WHAT YOU HAVE TO DO »
From the material below, list every line containing "into".

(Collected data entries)

▬▬▬

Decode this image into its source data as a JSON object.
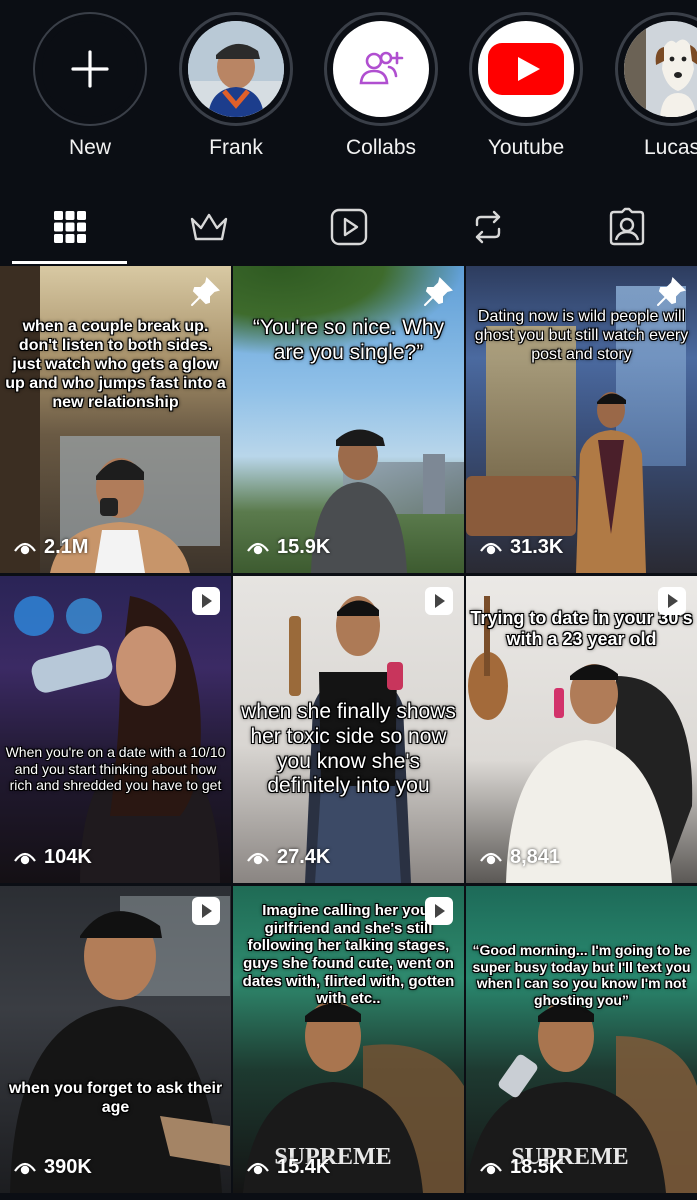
{
  "highlights": [
    {
      "label": "New",
      "icon": "plus-icon"
    },
    {
      "label": "Frank",
      "icon": "profile-photo"
    },
    {
      "label": "Collabs",
      "icon": "add-people-icon"
    },
    {
      "label": "Youtube",
      "icon": "youtube-icon"
    },
    {
      "label": "Lucas",
      "icon": "dog-photo"
    }
  ],
  "tabs": [
    {
      "name": "grid",
      "icon": "grid-icon",
      "active": true
    },
    {
      "name": "subscriptions",
      "icon": "crown-icon",
      "active": false
    },
    {
      "name": "reels",
      "icon": "reels-icon",
      "active": false
    },
    {
      "name": "reposts",
      "icon": "repost-icon",
      "active": false
    },
    {
      "name": "tagged",
      "icon": "tagged-icon",
      "active": false
    }
  ],
  "posts": [
    {
      "caption": "when a couple break up. don't listen to both sides. just watch who gets a glow up and who jumps fast into a new relationship",
      "views": "2.1M",
      "badge": "pin-icon"
    },
    {
      "caption": "“You're so nice. Why are you single?”",
      "views": "15.9K",
      "badge": "pin-icon"
    },
    {
      "caption": "Dating now is wild people will ghost you but still watch every post and story",
      "views": "31.3K",
      "badge": "pin-icon"
    },
    {
      "caption": "When you're on a date with a 10/10 and you start thinking about how rich and shredded you have to get",
      "views": "104K",
      "badge": "reel-icon"
    },
    {
      "caption": "when she finally shows her toxic side so now you know she's definitely into you",
      "views": "27.4K",
      "badge": "reel-icon"
    },
    {
      "caption": "Trying to date in your 30's with a 23 year old",
      "views": "8,841",
      "badge": "reel-icon"
    },
    {
      "caption": "when you forget to ask their age",
      "views": "390K",
      "badge": "reel-icon"
    },
    {
      "caption": "Imagine calling her your girlfriend and she's still following her talking stages, guys she found cute, went on dates with, flirted with, gotten with etc..",
      "views": "15.4K",
      "badge": "reel-icon"
    },
    {
      "caption": "“Good morning... I'm going to be super busy today but I'll text you when I can so you know I'm not ghosting you”",
      "views": "18.5K",
      "badge": "reel-icon"
    }
  ],
  "shirt_text": "SUPREME",
  "colors": {
    "background": "#0b0e14",
    "youtube_red": "#ff0000",
    "collab_purple": "#b04fd0",
    "ring": "#3a3f48"
  }
}
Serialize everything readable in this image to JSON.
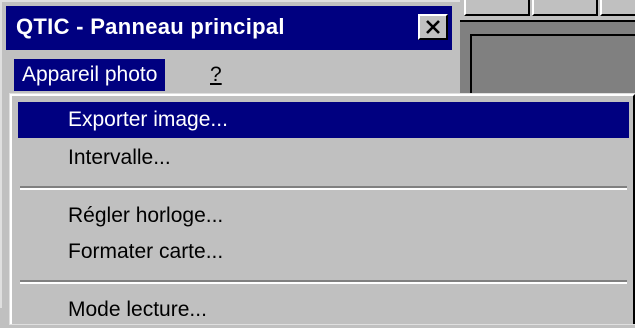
{
  "window": {
    "title": "QTIC - Panneau principal",
    "close_symbol": "×"
  },
  "menubar": {
    "items": [
      {
        "label": "Appareil photo",
        "active": true
      },
      {
        "label": "?",
        "active": false
      }
    ]
  },
  "dropdown": {
    "items": [
      {
        "label": "Exporter image...",
        "selected": true
      },
      {
        "label": "Intervalle...",
        "selected": false
      },
      {
        "label": "Régler horloge...",
        "selected": false
      },
      {
        "label": "Formater carte...",
        "selected": false
      },
      {
        "label": "Mode lecture...",
        "selected": false
      }
    ]
  },
  "colors": {
    "title_bar": "#000080",
    "face": "#c0c0c0",
    "highlight": "#000080",
    "desktop_gray": "#808080"
  },
  "icons": {
    "close": "close-icon"
  }
}
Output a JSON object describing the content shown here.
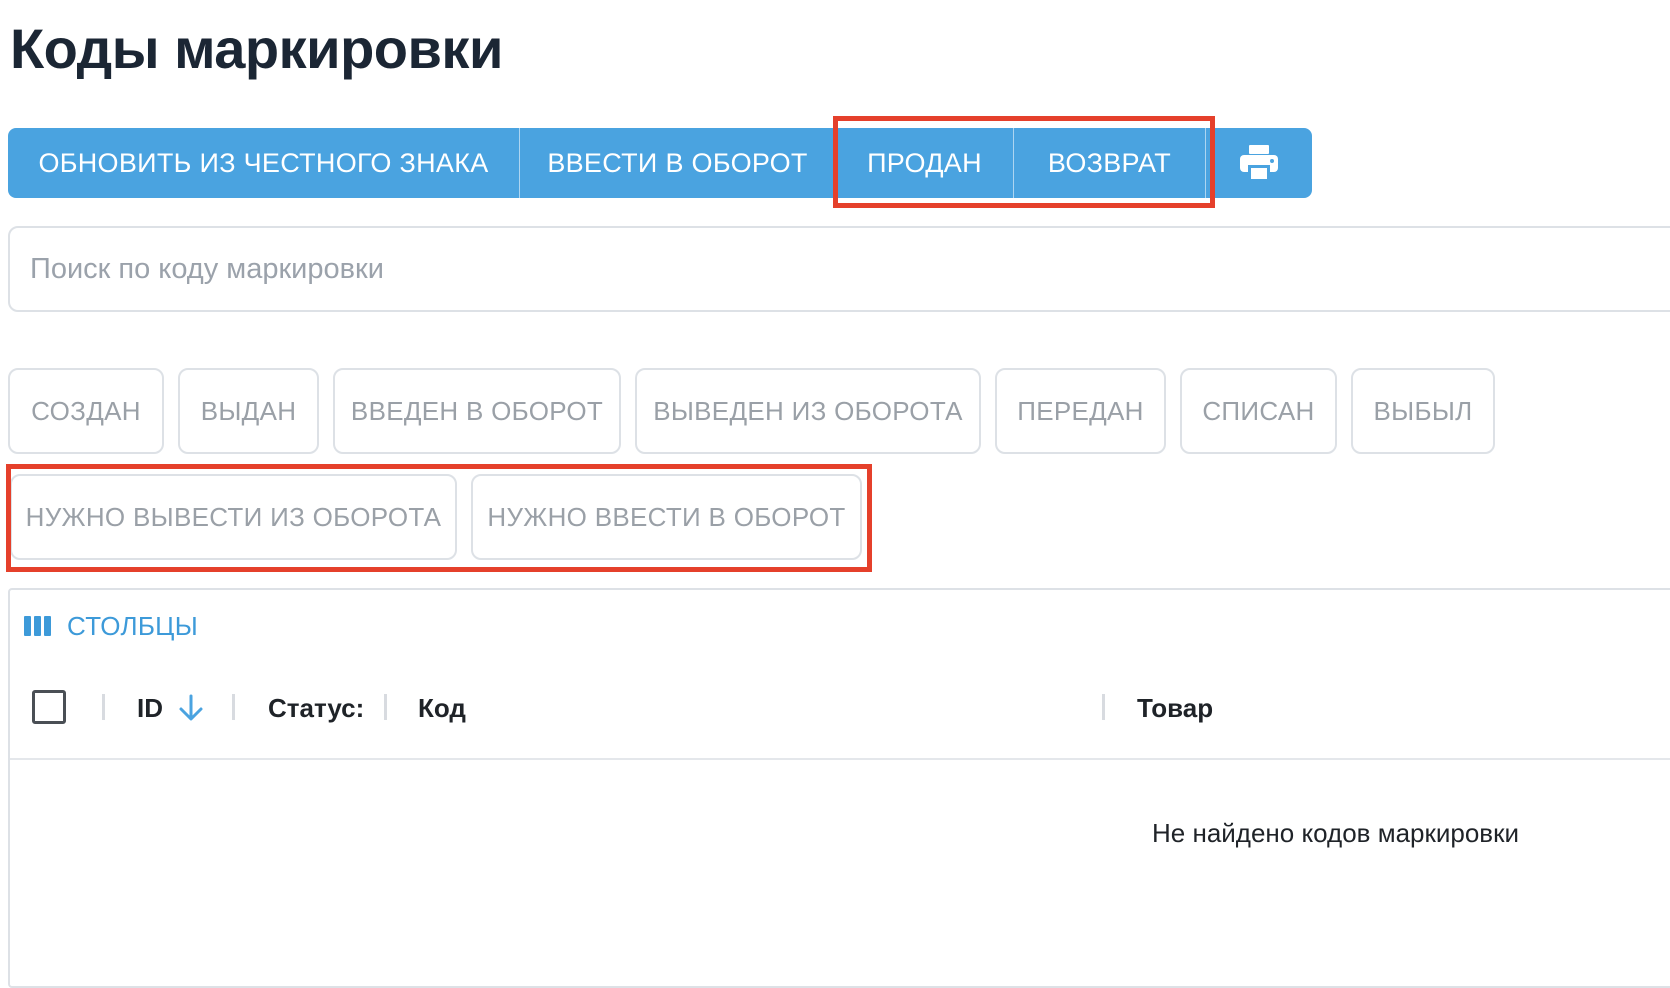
{
  "page": {
    "title": "Коды маркировки"
  },
  "toolbar": {
    "update_label": "ОБНОВИТЬ ИЗ ЧЕСТНОГО ЗНАКА",
    "introduce_label": "ВВЕСТИ В ОБОРОТ",
    "sold_label": "ПРОДАН",
    "return_label": "ВОЗВРАТ",
    "print_icon": "printer-icon"
  },
  "search": {
    "placeholder": "Поиск по коду маркировки",
    "value": ""
  },
  "filters": [
    "СОЗДАН",
    "ВЫДАН",
    "ВВЕДЕН В ОБОРОТ",
    "ВЫВЕДЕН ИЗ ОБОРОТА",
    "ПЕРЕДАН",
    "СПИСАН",
    "ВЫБЫЛ",
    "НУЖНО ВЫВЕСТИ ИЗ ОБОРОТА",
    "НУЖНО ВВЕСТИ В ОБОРОТ"
  ],
  "table": {
    "columns_label": "СТОЛБЦЫ",
    "columns_icon": "columns-icon",
    "headers": {
      "id": "ID",
      "status": "Статус:",
      "code": "Код",
      "product": "Товар"
    },
    "sort_icon": "arrow-down-icon",
    "empty_message": "Не найдено кодов маркировки"
  },
  "colors": {
    "accent": "#4aa3e0",
    "highlight": "#e5402b",
    "chip_text": "#9aa0a7",
    "title": "#1b2634"
  }
}
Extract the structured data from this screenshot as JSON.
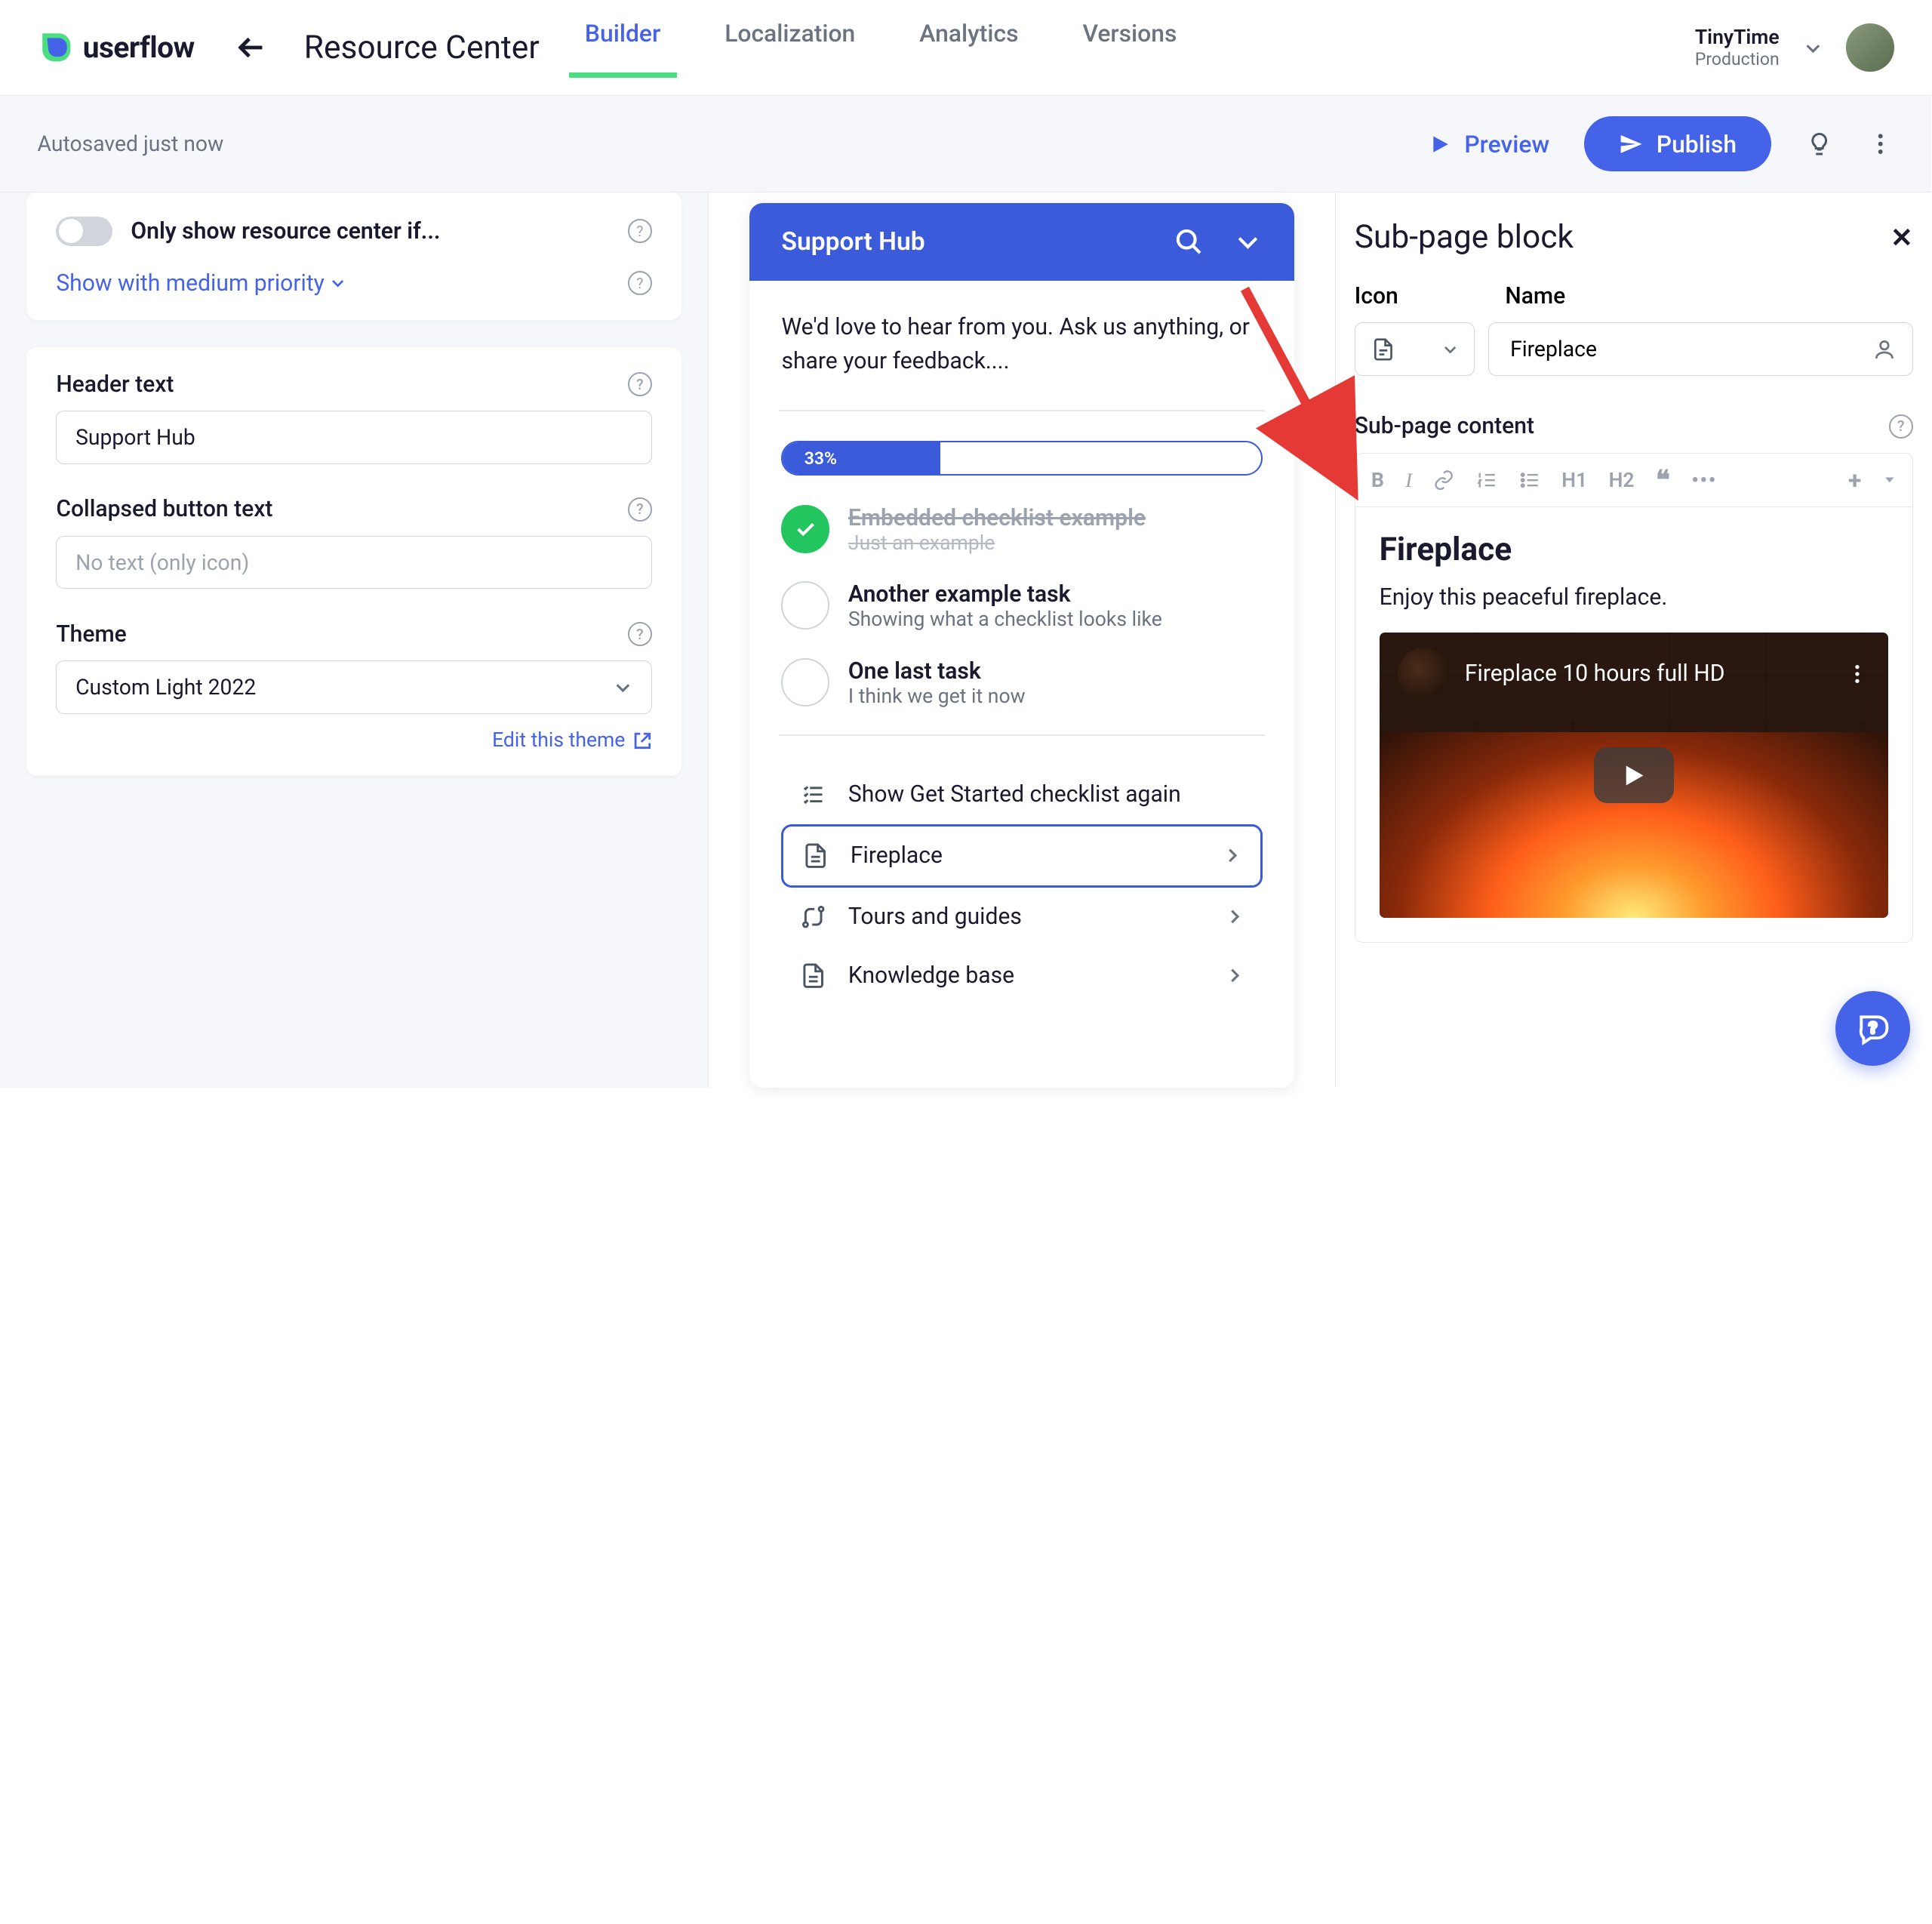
{
  "brand": "userflow",
  "page_title": "Resource Center",
  "tabs": [
    "Builder",
    "Localization",
    "Analytics",
    "Versions"
  ],
  "active_tab": 0,
  "org": {
    "name": "TinyTime",
    "env": "Production"
  },
  "autosave": "Autosaved just now",
  "actions": {
    "preview": "Preview",
    "publish": "Publish"
  },
  "left": {
    "only_show_label": "Only show resource center if...",
    "priority_label": "Show with medium priority",
    "header_text_label": "Header text",
    "header_text_value": "Support Hub",
    "collapsed_label": "Collapsed button text",
    "collapsed_placeholder": "No text (only icon)",
    "theme_label": "Theme",
    "theme_value": "Custom Light 2022",
    "edit_theme": "Edit this theme"
  },
  "widget": {
    "title": "Support Hub",
    "intro": "We'd love to hear from you. Ask us anything, or share your feedback....",
    "progress_pct": "33%",
    "progress_width": 33,
    "tasks": [
      {
        "title": "Embedded checklist example",
        "sub": "Just an example",
        "done": true
      },
      {
        "title": "Another example task",
        "sub": "Showing what a checklist looks like",
        "done": false
      },
      {
        "title": "One last task",
        "sub": "I think we get it now",
        "done": false
      }
    ],
    "nav": [
      {
        "icon": "checklist",
        "label": "Show Get Started checklist again",
        "chevron": false,
        "selected": false
      },
      {
        "icon": "doc",
        "label": "Fireplace",
        "chevron": true,
        "selected": true
      },
      {
        "icon": "route",
        "label": "Tours and guides",
        "chevron": true,
        "selected": false
      },
      {
        "icon": "doc",
        "label": "Knowledge base",
        "chevron": true,
        "selected": false
      }
    ]
  },
  "right": {
    "title": "Sub-page block",
    "icon_label": "Icon",
    "name_label": "Name",
    "name_value": "Fireplace",
    "content_label": "Sub-page content",
    "editor": {
      "heading": "Fireplace",
      "paragraph": "Enjoy this peaceful fireplace.",
      "video_title": "Fireplace 10 hours full HD"
    },
    "toolbar": {
      "h1": "H1",
      "h2": "H2"
    }
  }
}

▬▬▬

ANSWER TO THIS EXERCISE »
Decode this image into its source data as a JSON object.
      "caption": "when a couple break up. don't listen to both sides. just watch who gets a glow up and who jumps fast into a new relationship",
      "caption": "when she finally shows her toxic side so now you know she's definitely into you",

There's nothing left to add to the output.